TASK OBJECTIVE:
Pick out every line of the entries below where "Start" occurs, and copy those lines.

===== EXTRACTED DATA

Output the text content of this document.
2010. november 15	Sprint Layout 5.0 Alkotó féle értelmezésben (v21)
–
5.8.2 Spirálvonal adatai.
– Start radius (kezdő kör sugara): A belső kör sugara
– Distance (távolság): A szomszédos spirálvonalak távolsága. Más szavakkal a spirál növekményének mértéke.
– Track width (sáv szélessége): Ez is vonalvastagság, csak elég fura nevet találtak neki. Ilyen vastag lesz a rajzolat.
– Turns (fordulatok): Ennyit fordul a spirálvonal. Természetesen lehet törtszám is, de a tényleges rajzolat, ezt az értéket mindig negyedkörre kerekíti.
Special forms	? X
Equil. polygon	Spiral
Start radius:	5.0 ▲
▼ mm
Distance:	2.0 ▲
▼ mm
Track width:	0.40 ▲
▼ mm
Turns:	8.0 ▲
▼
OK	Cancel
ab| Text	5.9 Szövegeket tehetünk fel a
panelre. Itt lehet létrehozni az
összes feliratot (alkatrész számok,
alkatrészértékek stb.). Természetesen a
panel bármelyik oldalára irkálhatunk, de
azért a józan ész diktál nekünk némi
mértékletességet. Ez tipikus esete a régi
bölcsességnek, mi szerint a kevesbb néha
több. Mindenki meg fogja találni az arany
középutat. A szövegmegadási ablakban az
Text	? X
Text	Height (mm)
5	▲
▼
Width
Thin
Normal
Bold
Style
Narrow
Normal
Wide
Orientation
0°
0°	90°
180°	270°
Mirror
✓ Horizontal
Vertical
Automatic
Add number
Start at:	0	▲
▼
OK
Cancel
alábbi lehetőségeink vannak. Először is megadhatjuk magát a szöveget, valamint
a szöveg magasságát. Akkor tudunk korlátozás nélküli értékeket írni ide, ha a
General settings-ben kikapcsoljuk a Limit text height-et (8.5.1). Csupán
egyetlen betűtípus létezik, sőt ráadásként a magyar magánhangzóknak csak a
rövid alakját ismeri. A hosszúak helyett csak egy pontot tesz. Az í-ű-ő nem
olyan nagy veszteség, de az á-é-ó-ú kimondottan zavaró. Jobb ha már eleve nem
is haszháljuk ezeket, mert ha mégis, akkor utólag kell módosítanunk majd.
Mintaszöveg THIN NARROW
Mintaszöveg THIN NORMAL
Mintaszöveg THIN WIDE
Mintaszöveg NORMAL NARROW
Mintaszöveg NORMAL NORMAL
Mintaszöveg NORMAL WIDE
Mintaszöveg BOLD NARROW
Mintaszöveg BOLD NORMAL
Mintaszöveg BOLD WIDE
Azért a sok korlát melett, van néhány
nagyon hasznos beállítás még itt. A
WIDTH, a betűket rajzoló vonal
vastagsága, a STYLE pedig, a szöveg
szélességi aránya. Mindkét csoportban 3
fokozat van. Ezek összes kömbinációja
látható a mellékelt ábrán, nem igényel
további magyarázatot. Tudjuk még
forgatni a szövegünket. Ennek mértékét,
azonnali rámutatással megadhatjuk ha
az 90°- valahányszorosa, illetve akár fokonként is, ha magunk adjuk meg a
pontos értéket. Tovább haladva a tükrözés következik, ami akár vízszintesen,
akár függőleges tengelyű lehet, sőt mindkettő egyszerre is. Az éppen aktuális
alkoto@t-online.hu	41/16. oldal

==========

RESPONSE TO THE EXERCISE:
– Start radius (kezdő kör sugara): A belső kör sugara
Start radius:	5.0 ▲
Start at:	0	▲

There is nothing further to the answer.